■ Exercise requirements
Every line of the listing must be reproduced as it stands. Leave the images behind.
*** Record list
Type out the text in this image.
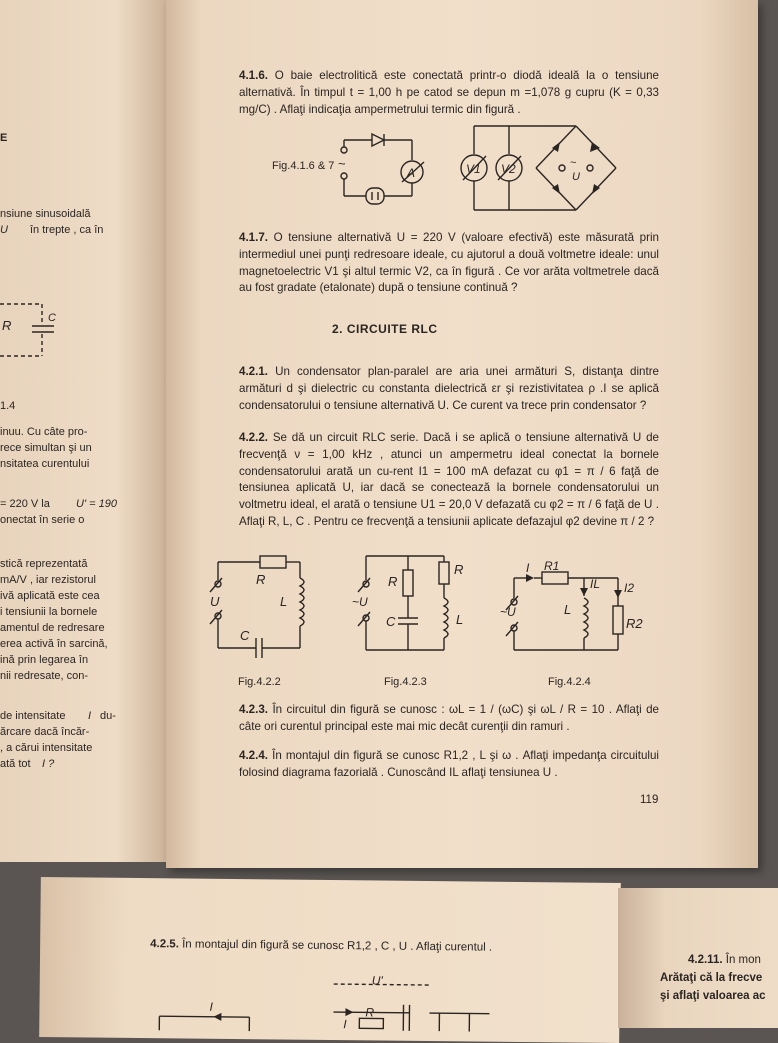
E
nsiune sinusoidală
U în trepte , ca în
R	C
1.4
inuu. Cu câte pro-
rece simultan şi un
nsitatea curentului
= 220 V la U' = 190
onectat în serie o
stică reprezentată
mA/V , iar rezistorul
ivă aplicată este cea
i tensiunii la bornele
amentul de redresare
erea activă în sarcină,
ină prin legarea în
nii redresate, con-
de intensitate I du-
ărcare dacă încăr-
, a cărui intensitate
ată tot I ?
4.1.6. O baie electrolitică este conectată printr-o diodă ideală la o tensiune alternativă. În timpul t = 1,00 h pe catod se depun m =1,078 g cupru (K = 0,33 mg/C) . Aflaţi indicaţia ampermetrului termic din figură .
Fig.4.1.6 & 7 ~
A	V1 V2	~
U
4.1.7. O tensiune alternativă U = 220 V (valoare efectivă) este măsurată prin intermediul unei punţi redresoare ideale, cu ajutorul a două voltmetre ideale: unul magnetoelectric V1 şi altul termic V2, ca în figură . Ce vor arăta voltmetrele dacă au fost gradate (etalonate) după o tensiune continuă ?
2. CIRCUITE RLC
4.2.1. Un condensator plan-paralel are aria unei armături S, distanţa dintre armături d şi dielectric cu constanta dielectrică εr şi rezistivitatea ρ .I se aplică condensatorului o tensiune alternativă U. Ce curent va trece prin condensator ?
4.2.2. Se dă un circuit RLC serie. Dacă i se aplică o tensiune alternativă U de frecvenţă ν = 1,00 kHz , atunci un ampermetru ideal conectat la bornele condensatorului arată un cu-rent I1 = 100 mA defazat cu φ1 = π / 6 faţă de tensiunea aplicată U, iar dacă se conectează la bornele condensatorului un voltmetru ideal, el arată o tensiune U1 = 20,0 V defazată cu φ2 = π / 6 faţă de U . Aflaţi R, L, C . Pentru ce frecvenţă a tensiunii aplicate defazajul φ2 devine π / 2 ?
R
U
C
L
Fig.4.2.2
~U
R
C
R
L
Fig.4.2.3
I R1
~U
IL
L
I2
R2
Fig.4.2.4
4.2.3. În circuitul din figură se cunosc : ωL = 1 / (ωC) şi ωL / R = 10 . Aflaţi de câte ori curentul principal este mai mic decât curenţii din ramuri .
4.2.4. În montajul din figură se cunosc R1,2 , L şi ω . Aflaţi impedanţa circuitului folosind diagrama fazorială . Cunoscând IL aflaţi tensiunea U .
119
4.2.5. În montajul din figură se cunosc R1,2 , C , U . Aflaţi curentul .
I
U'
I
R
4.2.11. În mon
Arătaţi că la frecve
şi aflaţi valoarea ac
******
■ Solution to this problem
Type out the text in this image.
E
nsiune sinusoidală
U în trepte , ca în
R	C
1.4
inuu. Cu câte pro-
rece simultan şi un
nsitatea curentului
= 220 V la U' = 190
onectat în serie o
stică reprezentată
mA/V , iar rezistorul
ivă aplicată este cea
i tensiunii la bornele
amentul de redresare
erea activă în sarcină,
ină prin legarea în
nii redresate, con-
de intensitate I du-
ărcare dacă încăr-
, a cărui intensitate
ată tot I ?
4.1.6. O baie electrolitică este conectată printr-o diodă ideală la o tensiune alternativă. În timpul t = 1,00 h pe catod se depun m =1,078 g cupru (K = 0,33 mg/C) . Aflaţi indicaţia ampermetrului termic din figură .
Fig.4.1.6 & 7 ~
A	V1 V2	~
U
4.1.7. O tensiune alternativă U = 220 V (valoare efectivă) este măsurată prin intermediul unei punţi redresoare ideale, cu ajutorul a două voltmetre ideale: unul magnetoelectric V1 şi altul termic V2, ca în figură . Ce vor arăta voltmetrele dacă au fost gradate (etalonate) după o tensiune continuă ?
2. CIRCUITE RLC
4.2.1. Un condensator plan-paralel are aria unei armături S, distanţa dintre armături d şi dielectric cu constanta dielectrică εr şi rezistivitatea ρ .I se aplică condensatorului o tensiune alternativă U. Ce curent va trece prin condensator ?
4.2.2. Se dă un circuit RLC serie. Dacă i se aplică o tensiune alternativă U de frecvenţă ν = 1,00 kHz , atunci un ampermetru ideal conectat la bornele condensatorului arată un cu-rent I1 = 100 mA defazat cu φ1 = π / 6 faţă de tensiunea aplicată U, iar dacă se conectează la bornele condensatorului un voltmetru ideal, el arată o tensiune U1 = 20,0 V defazată cu φ2 = π / 6 faţă de U . Aflaţi R, L, C . Pentru ce frecvenţă a tensiunii aplicate defazajul φ2 devine π / 2 ?
R
U
C
L
Fig.4.2.2
~U
R
C
R
L
Fig.4.2.3
I R1
~U
IL
L
I2
R2
Fig.4.2.4
4.2.3. În circuitul din figură se cunosc : ωL = 1 / (ωC) şi ωL / R = 10 . Aflaţi de câte ori curentul principal este mai mic decât curenţii din ramuri .
4.2.4. În montajul din figură se cunosc R1,2 , L şi ω . Aflaţi impedanţa circuitului folosind diagrama fazorială . Cunoscând IL aflaţi tensiunea U .
119
4.2.5. În montajul din figură se cunosc R1,2 , C , U . Aflaţi curentul .
I
U'
I
R
4.2.11. În mon
Arătaţi că la frecve
şi aflaţi valoarea ac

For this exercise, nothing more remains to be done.